Extracts from a graphics dataset:
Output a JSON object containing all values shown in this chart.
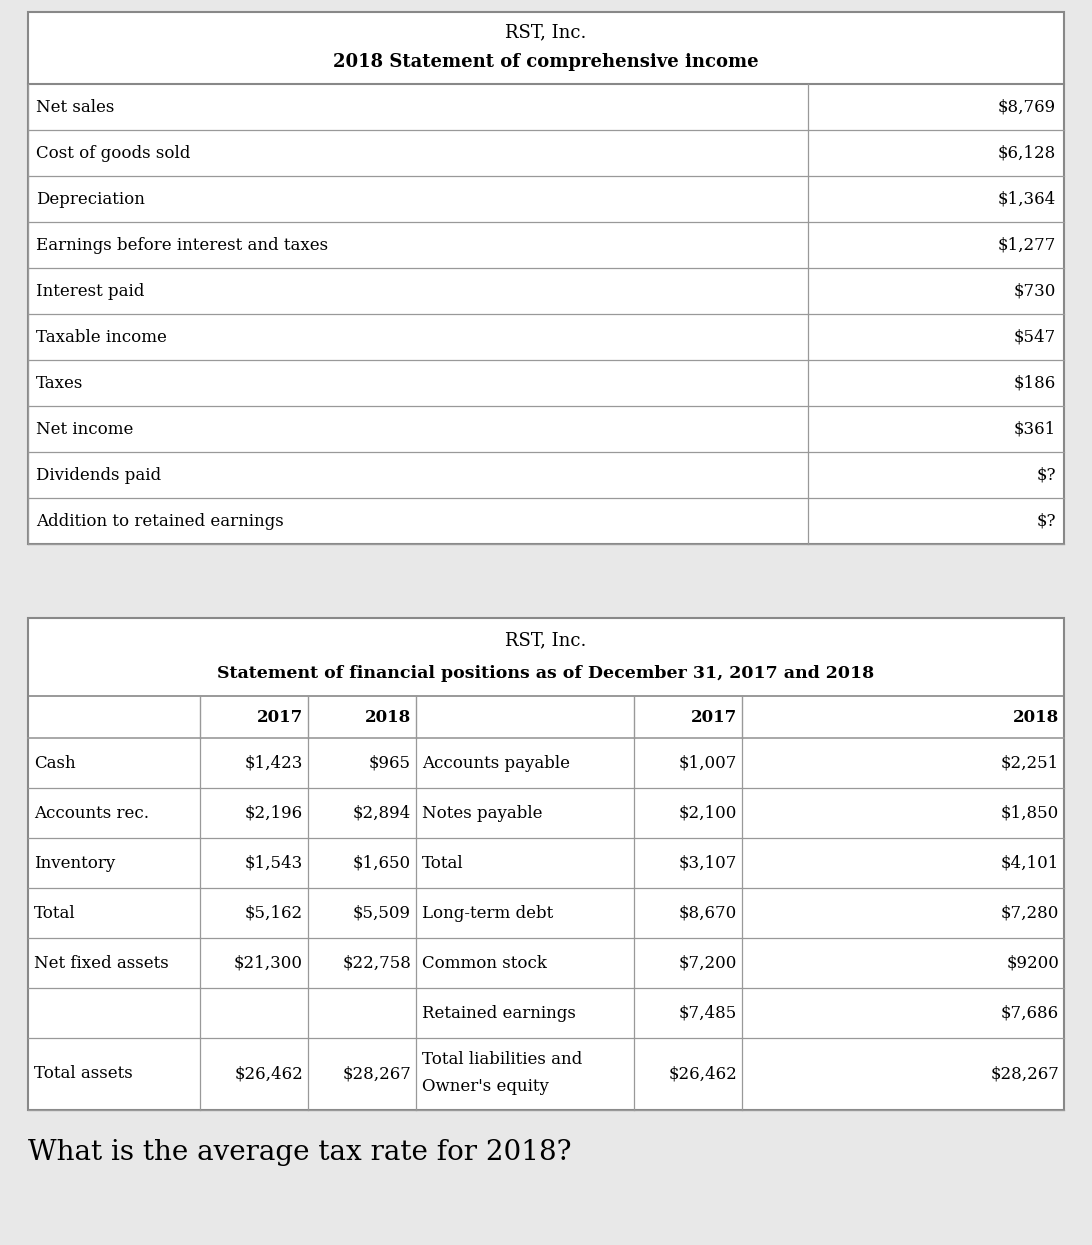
{
  "background_color": "#e8e8e8",
  "table_bg": "#ffffff",
  "border_color": "#888888",
  "text_color": "#000000",
  "income_title1": "RST, Inc.",
  "income_title2": "2018 Statement of comprehensive income",
  "income_rows": [
    [
      "Net sales",
      "$8,769"
    ],
    [
      "Cost of goods sold",
      "$6,128"
    ],
    [
      "Depreciation",
      "$1,364"
    ],
    [
      "Earnings before interest and taxes",
      "$1,277"
    ],
    [
      "Interest paid",
      "$730"
    ],
    [
      "Taxable income",
      "$547"
    ],
    [
      "Taxes",
      "$186"
    ],
    [
      "Net income",
      "$361"
    ],
    [
      "Dividends paid",
      "$?"
    ],
    [
      "Addition to retained earnings",
      "$?"
    ]
  ],
  "balance_title1": "RST, Inc.",
  "balance_title2": "Statement of financial positions as of December 31, 2017 and 2018",
  "balance_left_rows": [
    [
      "Cash",
      "$1,423",
      "$965"
    ],
    [
      "Accounts rec.",
      "$2,196",
      "$2,894"
    ],
    [
      "Inventory",
      "$1,543",
      "$1,650"
    ],
    [
      "Total",
      "$5,162",
      "$5,509"
    ],
    [
      "Net fixed assets",
      "$21,300",
      "$22,758"
    ],
    [
      "",
      "",
      ""
    ],
    [
      "Total assets",
      "$26,462",
      "$28,267"
    ]
  ],
  "balance_right_rows": [
    [
      "Accounts payable",
      "$1,007",
      "$2,251"
    ],
    [
      "Notes payable",
      "$2,100",
      "$1,850"
    ],
    [
      "Total",
      "$3,107",
      "$4,101"
    ],
    [
      "Long-term debt",
      "$8,670",
      "$7,280"
    ],
    [
      "Common stock",
      "$7,200",
      "$9200"
    ],
    [
      "Retained earnings",
      "$7,485",
      "$7,686"
    ],
    [
      "Total liabilities and\nOwner's equity",
      "$26,462",
      "$28,267"
    ]
  ],
  "question_text": "What is the average tax rate for 2018?",
  "question_fontsize": 20
}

AIM OF THE TASK —
Extract all the entries word for word; omit any pictures.

FINAL RESULT —
Output a JSON object containing all values shown in this chart.
{
  "background_color": "#e8e8e8",
  "table_bg": "#ffffff",
  "border_color": "#888888",
  "text_color": "#000000",
  "income_title1": "RST, Inc.",
  "income_title2": "2018 Statement of comprehensive income",
  "income_rows": [
    [
      "Net sales",
      "$8,769"
    ],
    [
      "Cost of goods sold",
      "$6,128"
    ],
    [
      "Depreciation",
      "$1,364"
    ],
    [
      "Earnings before interest and taxes",
      "$1,277"
    ],
    [
      "Interest paid",
      "$730"
    ],
    [
      "Taxable income",
      "$547"
    ],
    [
      "Taxes",
      "$186"
    ],
    [
      "Net income",
      "$361"
    ],
    [
      "Dividends paid",
      "$?"
    ],
    [
      "Addition to retained earnings",
      "$?"
    ]
  ],
  "balance_title1": "RST, Inc.",
  "balance_title2": "Statement of financial positions as of December 31, 2017 and 2018",
  "balance_left_rows": [
    [
      "Cash",
      "$1,423",
      "$965"
    ],
    [
      "Accounts rec.",
      "$2,196",
      "$2,894"
    ],
    [
      "Inventory",
      "$1,543",
      "$1,650"
    ],
    [
      "Total",
      "$5,162",
      "$5,509"
    ],
    [
      "Net fixed assets",
      "$21,300",
      "$22,758"
    ],
    [
      "",
      "",
      ""
    ],
    [
      "Total assets",
      "$26,462",
      "$28,267"
    ]
  ],
  "balance_right_rows": [
    [
      "Accounts payable",
      "$1,007",
      "$2,251"
    ],
    [
      "Notes payable",
      "$2,100",
      "$1,850"
    ],
    [
      "Total",
      "$3,107",
      "$4,101"
    ],
    [
      "Long-term debt",
      "$8,670",
      "$7,280"
    ],
    [
      "Common stock",
      "$7,200",
      "$9200"
    ],
    [
      "Retained earnings",
      "$7,485",
      "$7,686"
    ],
    [
      "Total liabilities and\nOwner's equity",
      "$26,462",
      "$28,267"
    ]
  ],
  "question_text": "What is the average tax rate for 2018?",
  "question_fontsize": 20
}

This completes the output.